Word for word, quote all of the material, omitting the pictures.
____________________
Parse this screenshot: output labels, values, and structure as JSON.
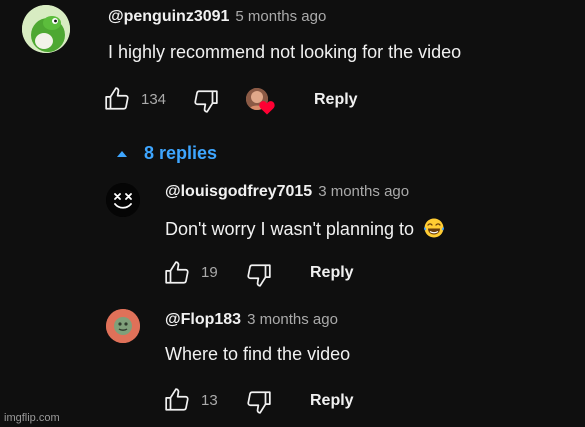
{
  "comment": {
    "author": "@penguinz3091",
    "time": "5 months ago",
    "text": "I highly recommend not looking for the video",
    "likes": "134",
    "reply_label": "Reply",
    "creator_heart": true
  },
  "replies_toggle": {
    "label": "8 replies",
    "icon": "caret-up-icon"
  },
  "replies": [
    {
      "author": "@louisgodfrey7015",
      "time": "3 months ago",
      "text": "Don't worry I wasn't planning to",
      "emoji": "😂",
      "likes": "19",
      "reply_label": "Reply"
    },
    {
      "author": "@Flop183",
      "time": "3 months ago",
      "text": "Where to find the video",
      "likes": "13",
      "reply_label": "Reply"
    }
  ],
  "watermark": "imgflip.com",
  "colors": {
    "background": "#0f0f0f",
    "link": "#3ea6ff",
    "heart": "#ff0033"
  }
}
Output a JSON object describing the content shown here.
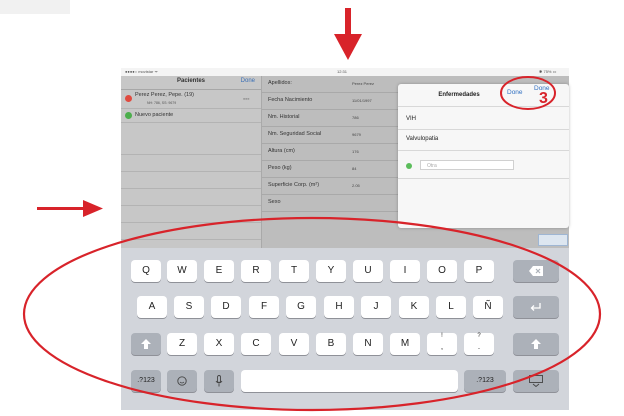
{
  "statusbar": {
    "carrier": "●●●●○ movistar ᯤ",
    "time": "12:31",
    "battery": "✱ 75% ▭"
  },
  "sidebar": {
    "title": "Pacientes",
    "done_label": "Done",
    "items": [
      {
        "name": "Perez Perez, Pepe. (19)",
        "sub": "NH: 786, SS: 9679",
        "badge": "■■■",
        "status_color": "#e04a3f"
      },
      {
        "name": "Nuevo paciente",
        "status_color": "#4cae4c"
      }
    ]
  },
  "form": {
    "fields": [
      {
        "label": "Apellidos:",
        "value": "Perez Perez"
      },
      {
        "label": "Fecha Nacimiento",
        "value": "11/01/1997"
      },
      {
        "label": "Nm. Historial",
        "value": "786"
      },
      {
        "label": "Nm. Seguridad Social",
        "value": "9679"
      },
      {
        "label": "Altura (cm)",
        "value": "176"
      },
      {
        "label": "Peso (kg)",
        "value": "84"
      },
      {
        "label": "Superficie Corp. (m²)",
        "value": "2.05"
      },
      {
        "label": "Sexo",
        "value": ""
      }
    ]
  },
  "popover": {
    "title": "Enfermedades",
    "done_label": "Done",
    "items": [
      "VIH",
      "Valvulopatia"
    ],
    "input_placeholder": "Otra"
  },
  "detail": {
    "done_label": "Done"
  },
  "annotations": {
    "step_number": "3",
    "color": "#d8232a"
  },
  "keyboard": {
    "row1": [
      "Q",
      "W",
      "E",
      "R",
      "T",
      "Y",
      "U",
      "I",
      "O",
      "P"
    ],
    "row2": [
      "A",
      "S",
      "D",
      "F",
      "G",
      "H",
      "J",
      "K",
      "L",
      "Ñ"
    ],
    "row3": [
      "Z",
      "X",
      "C",
      "V",
      "B",
      "N",
      "M"
    ],
    "row3_punct": [
      {
        "top": "!",
        "bottom": ","
      },
      {
        "top": "?",
        "bottom": "."
      }
    ],
    "numbers_label": ".?123",
    "icons": {
      "backspace": "backspace-icon",
      "return": "return-icon",
      "shift": "shift-icon",
      "emoji": "emoji-icon",
      "mic": "microphone-icon",
      "dismiss": "keyboard-dismiss-icon"
    }
  }
}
____________________
Reply to the task:
Parse this screenshot: output labels, values, and structure as JSON.
{
  "comment": {
    "author": "@penguinz3091",
    "time": "5 months ago",
    "text": "I highly recommend not looking for the video",
    "likes": "134",
    "reply_label": "Reply",
    "creator_heart": true
  },
  "replies_toggle": {
    "label": "8 replies",
    "icon": "caret-up-icon"
  },
  "replies": [
    {
      "author": "@louisgodfrey7015",
      "time": "3 months ago",
      "text": "Don't worry I wasn't planning to",
      "emoji": "😂",
      "likes": "19",
      "reply_label": "Reply"
    },
    {
      "author": "@Flop183",
      "time": "3 months ago",
      "text": "Where to find the video",
      "likes": "13",
      "reply_label": "Reply"
    }
  ],
  "watermark": "imgflip.com",
  "colors": {
    "background": "#0f0f0f",
    "link": "#3ea6ff",
    "heart": "#ff0033"
  }
}
Output a JSON object describing the content shown here.
{
  "statusbar": {
    "carrier": "●●●●○ movistar ᯤ",
    "time": "12:31",
    "battery": "✱ 75% ▭"
  },
  "sidebar": {
    "title": "Pacientes",
    "done_label": "Done",
    "items": [
      {
        "name": "Perez Perez, Pepe. (19)",
        "sub": "NH: 786, SS: 9679",
        "badge": "■■■",
        "status_color": "#e04a3f"
      },
      {
        "name": "Nuevo paciente",
        "status_color": "#4cae4c"
      }
    ]
  },
  "form": {
    "fields": [
      {
        "label": "Apellidos:",
        "value": "Perez Perez"
      },
      {
        "label": "Fecha Nacimiento",
        "value": "11/01/1997"
      },
      {
        "label": "Nm. Historial",
        "value": "786"
      },
      {
        "label": "Nm. Seguridad Social",
        "value": "9679"
      },
      {
        "label": "Altura (cm)",
        "value": "176"
      },
      {
        "label": "Peso (kg)",
        "value": "84"
      },
      {
        "label": "Superficie Corp. (m²)",
        "value": "2.05"
      },
      {
        "label": "Sexo",
        "value": ""
      }
    ]
  },
  "popover": {
    "title": "Enfermedades",
    "done_label": "Done",
    "items": [
      "VIH",
      "Valvulopatia"
    ],
    "input_placeholder": "Otra"
  },
  "detail": {
    "done_label": "Done"
  },
  "annotations": {
    "step_number": "3",
    "color": "#d8232a"
  },
  "keyboard": {
    "row1": [
      "Q",
      "W",
      "E",
      "R",
      "T",
      "Y",
      "U",
      "I",
      "O",
      "P"
    ],
    "row2": [
      "A",
      "S",
      "D",
      "F",
      "G",
      "H",
      "J",
      "K",
      "L",
      "Ñ"
    ],
    "row3": [
      "Z",
      "X",
      "C",
      "V",
      "B",
      "N",
      "M"
    ],
    "row3_punct": [
      {
        "top": "!",
        "bottom": ","
      },
      {
        "top": "?",
        "bottom": "."
      }
    ],
    "numbers_label": ".?123",
    "icons": {
      "backspace": "backspace-icon",
      "return": "return-icon",
      "shift": "shift-icon",
      "emoji": "emoji-icon",
      "mic": "microphone-icon",
      "dismiss": "keyboard-dismiss-icon"
    }
  }
}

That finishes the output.